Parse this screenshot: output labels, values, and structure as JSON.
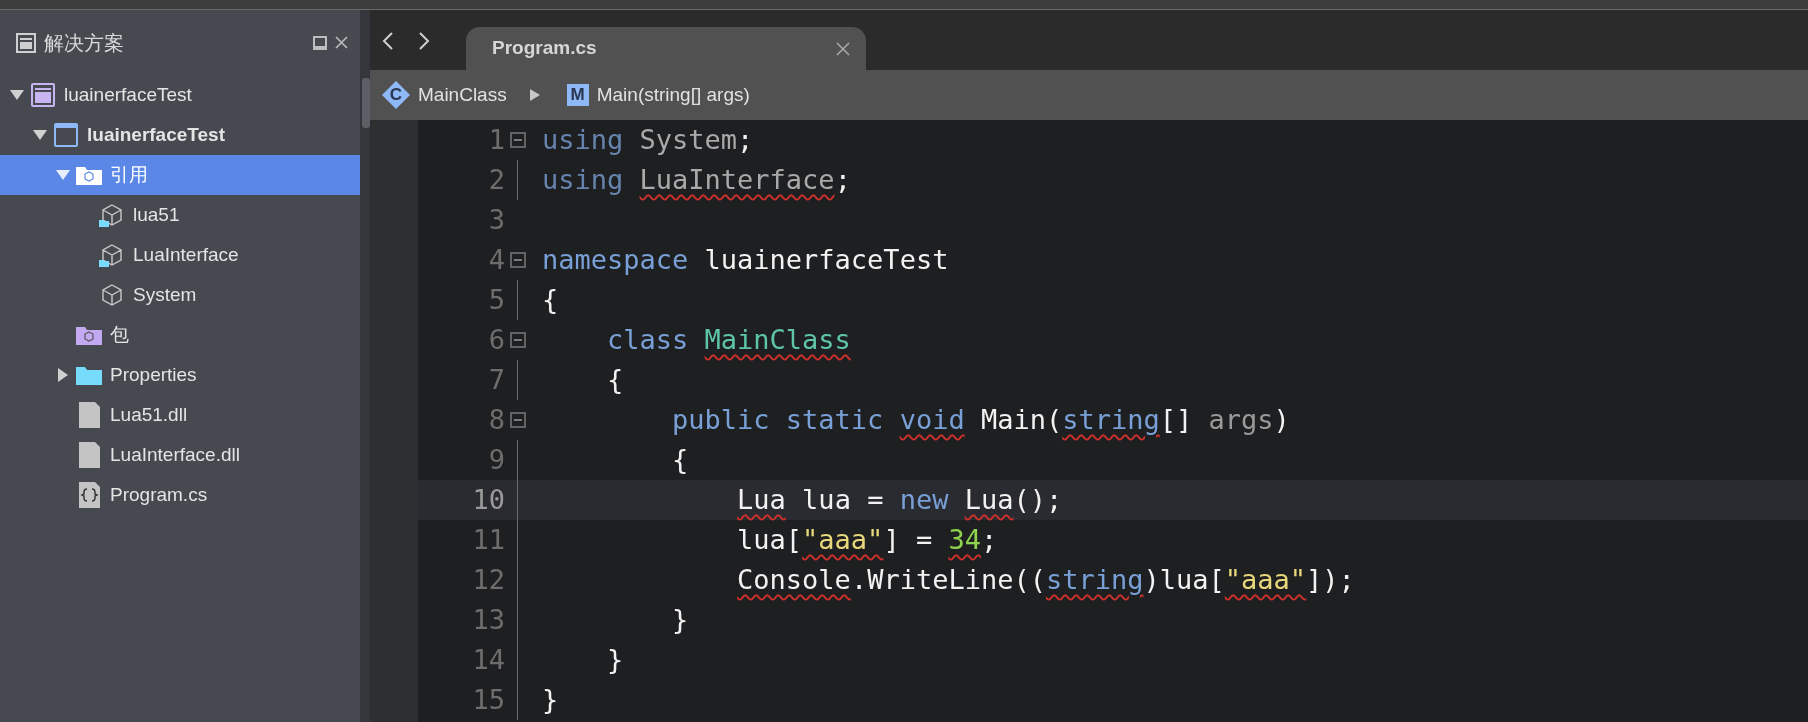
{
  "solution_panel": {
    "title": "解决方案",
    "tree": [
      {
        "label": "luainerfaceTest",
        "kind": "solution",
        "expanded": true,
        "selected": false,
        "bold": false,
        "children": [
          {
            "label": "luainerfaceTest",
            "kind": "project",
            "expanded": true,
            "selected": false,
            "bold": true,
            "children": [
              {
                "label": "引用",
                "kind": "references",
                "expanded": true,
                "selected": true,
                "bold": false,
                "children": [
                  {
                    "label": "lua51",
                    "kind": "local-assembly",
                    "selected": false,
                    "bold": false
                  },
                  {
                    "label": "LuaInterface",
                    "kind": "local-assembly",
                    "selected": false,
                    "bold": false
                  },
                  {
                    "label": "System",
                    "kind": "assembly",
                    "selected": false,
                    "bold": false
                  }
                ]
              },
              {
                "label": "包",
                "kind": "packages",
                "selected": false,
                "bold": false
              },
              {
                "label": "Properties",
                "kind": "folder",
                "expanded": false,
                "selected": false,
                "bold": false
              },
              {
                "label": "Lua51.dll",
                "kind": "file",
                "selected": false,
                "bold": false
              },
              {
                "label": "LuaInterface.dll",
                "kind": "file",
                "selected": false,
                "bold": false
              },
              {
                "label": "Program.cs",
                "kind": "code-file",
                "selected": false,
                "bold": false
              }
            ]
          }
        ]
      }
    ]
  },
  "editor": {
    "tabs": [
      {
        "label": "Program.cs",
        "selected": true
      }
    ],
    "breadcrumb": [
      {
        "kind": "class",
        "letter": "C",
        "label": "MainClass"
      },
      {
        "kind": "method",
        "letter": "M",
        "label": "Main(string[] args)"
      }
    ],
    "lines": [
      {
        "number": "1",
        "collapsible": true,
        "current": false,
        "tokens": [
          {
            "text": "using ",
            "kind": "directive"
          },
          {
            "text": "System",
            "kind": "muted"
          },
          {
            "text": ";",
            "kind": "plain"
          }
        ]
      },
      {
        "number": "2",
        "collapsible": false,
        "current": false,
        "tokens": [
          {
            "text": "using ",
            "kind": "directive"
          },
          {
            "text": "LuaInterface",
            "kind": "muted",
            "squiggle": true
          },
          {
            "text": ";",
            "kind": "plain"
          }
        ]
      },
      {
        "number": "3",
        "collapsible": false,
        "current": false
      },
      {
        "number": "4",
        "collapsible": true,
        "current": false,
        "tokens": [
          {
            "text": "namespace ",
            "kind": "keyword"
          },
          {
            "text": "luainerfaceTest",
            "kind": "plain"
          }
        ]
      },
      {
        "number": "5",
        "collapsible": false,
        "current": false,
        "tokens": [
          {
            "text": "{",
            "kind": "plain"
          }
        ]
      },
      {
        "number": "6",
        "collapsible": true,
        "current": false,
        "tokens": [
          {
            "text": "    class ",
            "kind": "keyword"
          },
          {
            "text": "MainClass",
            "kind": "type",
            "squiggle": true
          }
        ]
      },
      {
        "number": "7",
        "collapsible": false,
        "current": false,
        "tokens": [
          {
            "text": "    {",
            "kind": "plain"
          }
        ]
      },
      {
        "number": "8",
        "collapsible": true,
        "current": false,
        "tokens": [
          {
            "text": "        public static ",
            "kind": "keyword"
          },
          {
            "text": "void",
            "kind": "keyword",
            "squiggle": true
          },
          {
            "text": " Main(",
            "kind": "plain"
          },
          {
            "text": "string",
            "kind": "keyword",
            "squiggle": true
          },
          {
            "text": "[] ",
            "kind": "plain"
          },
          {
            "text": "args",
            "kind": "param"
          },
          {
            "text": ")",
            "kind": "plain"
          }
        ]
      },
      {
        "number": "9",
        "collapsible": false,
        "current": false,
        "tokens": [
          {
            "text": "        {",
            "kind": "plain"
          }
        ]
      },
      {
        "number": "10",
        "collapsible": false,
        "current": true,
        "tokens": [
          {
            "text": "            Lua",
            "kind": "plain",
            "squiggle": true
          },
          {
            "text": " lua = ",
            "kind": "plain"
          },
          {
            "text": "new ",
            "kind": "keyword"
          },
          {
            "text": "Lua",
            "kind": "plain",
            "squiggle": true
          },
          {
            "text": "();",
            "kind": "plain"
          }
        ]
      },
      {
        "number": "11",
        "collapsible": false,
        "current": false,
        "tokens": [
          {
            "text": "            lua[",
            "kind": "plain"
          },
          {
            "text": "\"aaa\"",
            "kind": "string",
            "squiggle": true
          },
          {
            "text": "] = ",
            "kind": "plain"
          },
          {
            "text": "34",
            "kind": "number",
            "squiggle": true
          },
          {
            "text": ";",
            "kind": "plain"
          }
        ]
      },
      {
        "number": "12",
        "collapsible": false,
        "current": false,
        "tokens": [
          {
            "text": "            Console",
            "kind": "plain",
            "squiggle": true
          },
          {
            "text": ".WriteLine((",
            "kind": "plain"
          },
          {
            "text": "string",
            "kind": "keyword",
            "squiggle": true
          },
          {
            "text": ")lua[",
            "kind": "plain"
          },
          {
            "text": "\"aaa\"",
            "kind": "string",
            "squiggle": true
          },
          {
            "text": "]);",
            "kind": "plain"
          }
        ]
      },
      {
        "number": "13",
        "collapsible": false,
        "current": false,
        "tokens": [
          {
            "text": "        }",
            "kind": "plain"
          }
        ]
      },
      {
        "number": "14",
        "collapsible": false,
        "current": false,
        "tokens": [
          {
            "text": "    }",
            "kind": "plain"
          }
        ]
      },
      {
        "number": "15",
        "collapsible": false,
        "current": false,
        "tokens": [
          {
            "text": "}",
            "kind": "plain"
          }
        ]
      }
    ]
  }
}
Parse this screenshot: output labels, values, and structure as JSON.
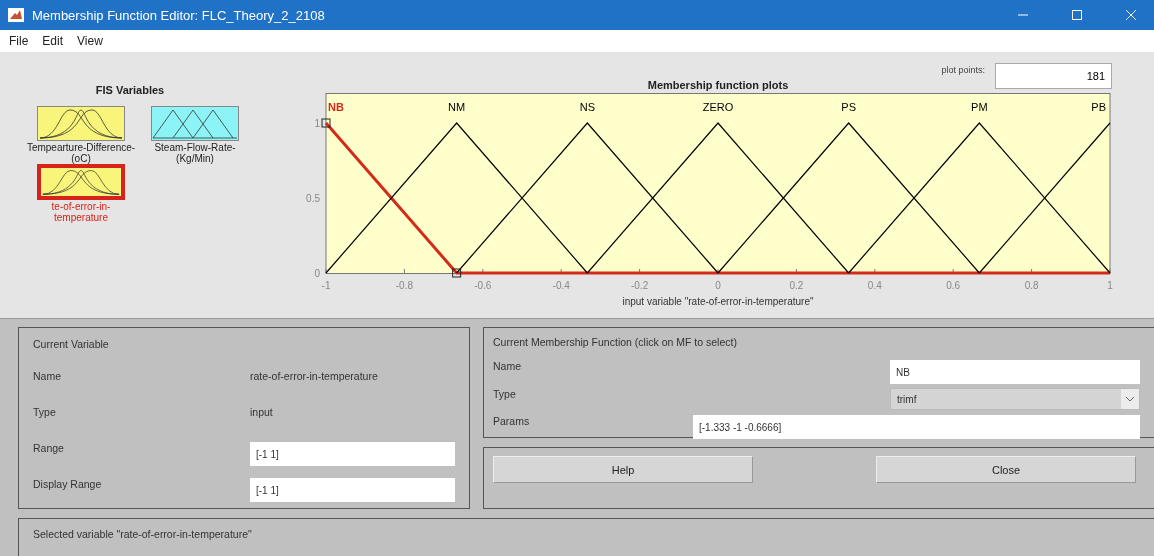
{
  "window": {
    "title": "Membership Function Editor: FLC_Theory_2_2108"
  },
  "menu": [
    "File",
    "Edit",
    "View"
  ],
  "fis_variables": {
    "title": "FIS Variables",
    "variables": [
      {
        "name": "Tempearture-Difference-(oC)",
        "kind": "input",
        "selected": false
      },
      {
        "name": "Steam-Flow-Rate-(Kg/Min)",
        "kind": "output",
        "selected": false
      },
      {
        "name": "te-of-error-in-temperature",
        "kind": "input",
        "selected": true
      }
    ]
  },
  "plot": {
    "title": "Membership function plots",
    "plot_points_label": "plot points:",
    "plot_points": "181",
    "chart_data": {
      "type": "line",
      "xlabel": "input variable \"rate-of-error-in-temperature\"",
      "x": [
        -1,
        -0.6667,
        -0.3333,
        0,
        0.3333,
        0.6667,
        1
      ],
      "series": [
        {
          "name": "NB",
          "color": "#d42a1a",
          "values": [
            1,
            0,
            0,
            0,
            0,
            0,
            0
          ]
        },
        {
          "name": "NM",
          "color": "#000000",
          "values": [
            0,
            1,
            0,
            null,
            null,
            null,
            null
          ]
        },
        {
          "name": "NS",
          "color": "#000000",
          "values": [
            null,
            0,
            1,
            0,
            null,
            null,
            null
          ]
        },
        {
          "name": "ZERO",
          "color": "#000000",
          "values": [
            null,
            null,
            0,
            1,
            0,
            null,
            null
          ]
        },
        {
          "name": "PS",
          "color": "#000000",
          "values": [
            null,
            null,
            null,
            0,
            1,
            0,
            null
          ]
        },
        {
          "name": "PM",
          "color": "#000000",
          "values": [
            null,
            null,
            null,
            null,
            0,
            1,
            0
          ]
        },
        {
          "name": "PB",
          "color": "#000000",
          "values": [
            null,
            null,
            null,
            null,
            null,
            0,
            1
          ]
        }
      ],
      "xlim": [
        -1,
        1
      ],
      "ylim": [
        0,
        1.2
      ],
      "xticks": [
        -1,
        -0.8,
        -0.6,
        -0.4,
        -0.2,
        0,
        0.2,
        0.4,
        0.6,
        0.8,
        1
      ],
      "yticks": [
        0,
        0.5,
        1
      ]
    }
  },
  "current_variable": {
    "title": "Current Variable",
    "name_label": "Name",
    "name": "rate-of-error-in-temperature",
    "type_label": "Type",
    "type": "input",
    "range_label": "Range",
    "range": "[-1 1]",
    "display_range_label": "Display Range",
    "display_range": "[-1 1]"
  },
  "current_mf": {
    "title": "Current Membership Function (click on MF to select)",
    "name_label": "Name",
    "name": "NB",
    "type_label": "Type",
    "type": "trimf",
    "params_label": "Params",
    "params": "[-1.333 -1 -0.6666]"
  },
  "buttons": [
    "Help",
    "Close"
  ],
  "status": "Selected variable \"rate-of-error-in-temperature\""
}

# # # # # # #

> Problem requirements
Find the lines above that include the string "input" and copy them.

> Task solution
        "kind": "input",
        "kind": "input",
      "xlabel": "input variable \"rate-of-error-in-temperature\"",
    "type": "input",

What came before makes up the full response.